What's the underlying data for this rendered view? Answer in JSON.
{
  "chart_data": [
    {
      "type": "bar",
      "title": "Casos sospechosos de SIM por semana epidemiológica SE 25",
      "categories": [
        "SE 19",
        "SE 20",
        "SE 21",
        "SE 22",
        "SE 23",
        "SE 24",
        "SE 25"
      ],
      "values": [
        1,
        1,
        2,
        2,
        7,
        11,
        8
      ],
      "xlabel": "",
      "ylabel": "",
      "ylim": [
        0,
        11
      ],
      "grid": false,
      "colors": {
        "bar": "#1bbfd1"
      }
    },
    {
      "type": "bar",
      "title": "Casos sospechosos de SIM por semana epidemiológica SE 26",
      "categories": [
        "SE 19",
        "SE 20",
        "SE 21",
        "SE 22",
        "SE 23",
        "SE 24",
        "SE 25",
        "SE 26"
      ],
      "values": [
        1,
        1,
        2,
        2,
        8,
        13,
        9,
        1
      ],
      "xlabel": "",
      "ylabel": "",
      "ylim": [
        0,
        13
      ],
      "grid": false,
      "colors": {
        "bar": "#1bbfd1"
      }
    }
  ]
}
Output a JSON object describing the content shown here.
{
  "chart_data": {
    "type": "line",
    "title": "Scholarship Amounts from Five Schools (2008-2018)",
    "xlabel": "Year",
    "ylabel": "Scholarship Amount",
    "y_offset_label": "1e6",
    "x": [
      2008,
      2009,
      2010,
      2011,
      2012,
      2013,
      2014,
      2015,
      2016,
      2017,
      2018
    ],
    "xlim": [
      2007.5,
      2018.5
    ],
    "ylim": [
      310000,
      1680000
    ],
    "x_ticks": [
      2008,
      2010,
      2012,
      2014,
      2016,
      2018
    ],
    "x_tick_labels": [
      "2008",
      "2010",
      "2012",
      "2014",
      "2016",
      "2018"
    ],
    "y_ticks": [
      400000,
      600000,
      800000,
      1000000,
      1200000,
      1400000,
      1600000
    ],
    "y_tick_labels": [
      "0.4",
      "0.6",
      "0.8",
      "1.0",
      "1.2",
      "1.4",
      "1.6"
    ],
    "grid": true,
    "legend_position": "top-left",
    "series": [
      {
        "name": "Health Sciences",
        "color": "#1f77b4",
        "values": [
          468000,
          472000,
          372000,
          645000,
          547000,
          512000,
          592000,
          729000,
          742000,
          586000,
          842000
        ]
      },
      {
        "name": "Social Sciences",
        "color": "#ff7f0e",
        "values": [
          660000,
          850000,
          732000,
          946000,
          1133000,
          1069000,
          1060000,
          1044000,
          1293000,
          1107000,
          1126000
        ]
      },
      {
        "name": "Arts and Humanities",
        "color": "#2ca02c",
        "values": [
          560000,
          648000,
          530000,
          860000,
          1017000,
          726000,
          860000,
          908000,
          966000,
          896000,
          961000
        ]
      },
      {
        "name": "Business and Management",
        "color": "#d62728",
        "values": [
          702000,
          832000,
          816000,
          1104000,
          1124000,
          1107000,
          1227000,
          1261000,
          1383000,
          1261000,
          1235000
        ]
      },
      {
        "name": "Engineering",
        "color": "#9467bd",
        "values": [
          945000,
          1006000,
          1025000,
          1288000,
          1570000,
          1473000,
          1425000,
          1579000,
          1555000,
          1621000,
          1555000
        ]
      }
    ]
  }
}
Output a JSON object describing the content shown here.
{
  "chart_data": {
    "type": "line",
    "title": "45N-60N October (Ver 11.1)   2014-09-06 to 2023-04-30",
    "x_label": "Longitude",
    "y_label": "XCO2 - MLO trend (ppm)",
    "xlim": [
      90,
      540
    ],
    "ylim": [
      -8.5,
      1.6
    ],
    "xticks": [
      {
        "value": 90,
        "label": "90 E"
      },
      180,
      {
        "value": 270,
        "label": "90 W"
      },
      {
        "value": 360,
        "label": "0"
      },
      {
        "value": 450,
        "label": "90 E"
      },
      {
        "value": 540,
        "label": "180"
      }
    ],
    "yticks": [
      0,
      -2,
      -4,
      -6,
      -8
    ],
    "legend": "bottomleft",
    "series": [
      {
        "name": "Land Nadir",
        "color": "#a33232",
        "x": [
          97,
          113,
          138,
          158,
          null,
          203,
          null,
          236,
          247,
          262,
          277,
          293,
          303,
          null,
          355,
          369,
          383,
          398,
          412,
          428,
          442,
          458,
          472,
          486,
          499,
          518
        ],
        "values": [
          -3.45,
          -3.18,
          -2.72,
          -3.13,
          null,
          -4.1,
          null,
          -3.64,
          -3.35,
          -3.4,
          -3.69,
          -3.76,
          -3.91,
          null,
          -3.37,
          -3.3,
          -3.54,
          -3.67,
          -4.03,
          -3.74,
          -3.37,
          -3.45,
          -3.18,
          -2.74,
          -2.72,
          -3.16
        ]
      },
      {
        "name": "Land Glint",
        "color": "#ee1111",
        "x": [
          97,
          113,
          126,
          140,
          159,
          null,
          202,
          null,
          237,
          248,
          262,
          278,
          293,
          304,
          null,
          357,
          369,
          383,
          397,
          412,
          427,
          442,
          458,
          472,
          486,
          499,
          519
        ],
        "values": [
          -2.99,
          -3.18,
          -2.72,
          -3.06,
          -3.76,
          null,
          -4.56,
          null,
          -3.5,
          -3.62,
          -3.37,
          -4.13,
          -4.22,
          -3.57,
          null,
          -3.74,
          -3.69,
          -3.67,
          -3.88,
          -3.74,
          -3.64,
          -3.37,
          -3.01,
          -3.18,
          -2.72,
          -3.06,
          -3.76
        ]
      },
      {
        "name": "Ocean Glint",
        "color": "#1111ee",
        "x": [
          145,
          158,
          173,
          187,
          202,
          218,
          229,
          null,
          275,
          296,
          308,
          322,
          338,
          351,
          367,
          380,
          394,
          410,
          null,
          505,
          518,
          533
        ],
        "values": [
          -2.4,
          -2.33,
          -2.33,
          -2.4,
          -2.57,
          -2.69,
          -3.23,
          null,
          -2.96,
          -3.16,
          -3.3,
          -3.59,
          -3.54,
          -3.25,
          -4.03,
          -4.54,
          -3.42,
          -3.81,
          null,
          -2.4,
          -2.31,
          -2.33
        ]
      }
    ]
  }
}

__Description of the task__
Copy out each record, keeping every word as it is.

__Solution to this task__
What's the underlying data for this rendered view? Answer in JSON.
{
  "chart_data": [
    {
      "type": "bar",
      "title": "Casos sospechosos de SIM por semana epidemiológica SE 25",
      "categories": [
        "SE 19",
        "SE 20",
        "SE 21",
        "SE 22",
        "SE 23",
        "SE 24",
        "SE 25"
      ],
      "values": [
        1,
        1,
        2,
        2,
        7,
        11,
        8
      ],
      "xlabel": "",
      "ylabel": "",
      "ylim": [
        0,
        11
      ],
      "grid": false,
      "colors": {
        "bar": "#1bbfd1"
      }
    },
    {
      "type": "bar",
      "title": "Casos sospechosos de SIM por semana epidemiológica SE 26",
      "categories": [
        "SE 19",
        "SE 20",
        "SE 21",
        "SE 22",
        "SE 23",
        "SE 24",
        "SE 25",
        "SE 26"
      ],
      "values": [
        1,
        1,
        2,
        2,
        8,
        13,
        9,
        1
      ],
      "xlabel": "",
      "ylabel": "",
      "ylim": [
        0,
        13
      ],
      "grid": false,
      "colors": {
        "bar": "#1bbfd1"
      }
    }
  ]
}
Output a JSON object describing the content shown here.
{
  "chart_data": {
    "type": "line",
    "title": "Scholarship Amounts from Five Schools (2008-2018)",
    "xlabel": "Year",
    "ylabel": "Scholarship Amount",
    "y_offset_label": "1e6",
    "x": [
      2008,
      2009,
      2010,
      2011,
      2012,
      2013,
      2014,
      2015,
      2016,
      2017,
      2018
    ],
    "xlim": [
      2007.5,
      2018.5
    ],
    "ylim": [
      310000,
      1680000
    ],
    "x_ticks": [
      2008,
      2010,
      2012,
      2014,
      2016,
      2018
    ],
    "x_tick_labels": [
      "2008",
      "2010",
      "2012",
      "2014",
      "2016",
      "2018"
    ],
    "y_ticks": [
      400000,
      600000,
      800000,
      1000000,
      1200000,
      1400000,
      1600000
    ],
    "y_tick_labels": [
      "0.4",
      "0.6",
      "0.8",
      "1.0",
      "1.2",
      "1.4",
      "1.6"
    ],
    "grid": true,
    "legend_position": "top-left",
    "series": [
      {
        "name": "Health Sciences",
        "color": "#1f77b4",
        "values": [
          468000,
          472000,
          372000,
          645000,
          547000,
          512000,
          592000,
          729000,
          742000,
          586000,
          842000
        ]
      },
      {
        "name": "Social Sciences",
        "color": "#ff7f0e",
        "values": [
          660000,
          850000,
          732000,
          946000,
          1133000,
          1069000,
          1060000,
          1044000,
          1293000,
          1107000,
          1126000
        ]
      },
      {
        "name": "Arts and Humanities",
        "color": "#2ca02c",
        "values": [
          560000,
          648000,
          530000,
          860000,
          1017000,
          726000,
          860000,
          908000,
          966000,
          896000,
          961000
        ]
      },
      {
        "name": "Business and Management",
        "color": "#d62728",
        "values": [
          702000,
          832000,
          816000,
          1104000,
          1124000,
          1107000,
          1227000,
          1261000,
          1383000,
          1261000,
          1235000
        ]
      },
      {
        "name": "Engineering",
        "color": "#9467bd",
        "values": [
          945000,
          1006000,
          1025000,
          1288000,
          1570000,
          1473000,
          1425000,
          1579000,
          1555000,
          1621000,
          1555000
        ]
      }
    ]
  }
}
Output a JSON object describing the content shown here.
{
  "chart_data": {
    "type": "line",
    "title": "45N-60N October (Ver 11.1)   2014-09-06 to 2023-04-30",
    "x_label": "Longitude",
    "y_label": "XCO2 - MLO trend (ppm)",
    "xlim": [
      90,
      540
    ],
    "ylim": [
      -8.5,
      1.6
    ],
    "xticks": [
      {
        "value": 90,
        "label": "90 E"
      },
      180,
      {
        "value": 270,
        "label": "90 W"
      },
      {
        "value": 360,
        "label": "0"
      },
      {
        "value": 450,
        "label": "90 E"
      },
      {
        "value": 540,
        "label": "180"
      }
    ],
    "yticks": [
      0,
      -2,
      -4,
      -6,
      -8
    ],
    "legend": "bottomleft",
    "series": [
      {
        "name": "Land Nadir",
        "color": "#a33232",
        "x": [
          97,
          113,
          138,
          158,
          null,
          203,
          null,
          236,
          247,
          262,
          277,
          293,
          303,
          null,
          355,
          369,
          383,
          398,
          412,
          428,
          442,
          458,
          472,
          486,
          499,
          518
        ],
        "values": [
          -3.45,
          -3.18,
          -2.72,
          -3.13,
          null,
          -4.1,
          null,
          -3.64,
          -3.35,
          -3.4,
          -3.69,
          -3.76,
          -3.91,
          null,
          -3.37,
          -3.3,
          -3.54,
          -3.67,
          -4.03,
          -3.74,
          -3.37,
          -3.45,
          -3.18,
          -2.74,
          -2.72,
          -3.16
        ]
      },
      {
        "name": "Land Glint",
        "color": "#ee1111",
        "x": [
          97,
          113,
          126,
          140,
          159,
          null,
          202,
          null,
          237,
          248,
          262,
          278,
          293,
          304,
          null,
          357,
          369,
          383,
          397,
          412,
          427,
          442,
          458,
          472,
          486,
          499,
          519
        ],
        "values": [
          -2.99,
          -3.18,
          -2.72,
          -3.06,
          -3.76,
          null,
          -4.56,
          null,
          -3.5,
          -3.62,
          -3.37,
          -4.13,
          -4.22,
          -3.57,
          null,
          -3.74,
          -3.69,
          -3.67,
          -3.88,
          -3.74,
          -3.64,
          -3.37,
          -3.01,
          -3.18,
          -2.72,
          -3.06,
          -3.76
        ]
      },
      {
        "name": "Ocean Glint",
        "color": "#1111ee",
        "x": [
          145,
          158,
          173,
          187,
          202,
          218,
          229,
          null,
          275,
          296,
          308,
          322,
          338,
          351,
          367,
          380,
          394,
          410,
          null,
          505,
          518,
          533
        ],
        "values": [
          -2.4,
          -2.33,
          -2.33,
          -2.4,
          -2.57,
          -2.69,
          -3.23,
          null,
          -2.96,
          -3.16,
          -3.3,
          -3.59,
          -3.54,
          -3.25,
          -4.03,
          -4.54,
          -3.42,
          -3.81,
          null,
          -2.4,
          -2.31,
          -2.33
        ]
      }
    ]
  }
}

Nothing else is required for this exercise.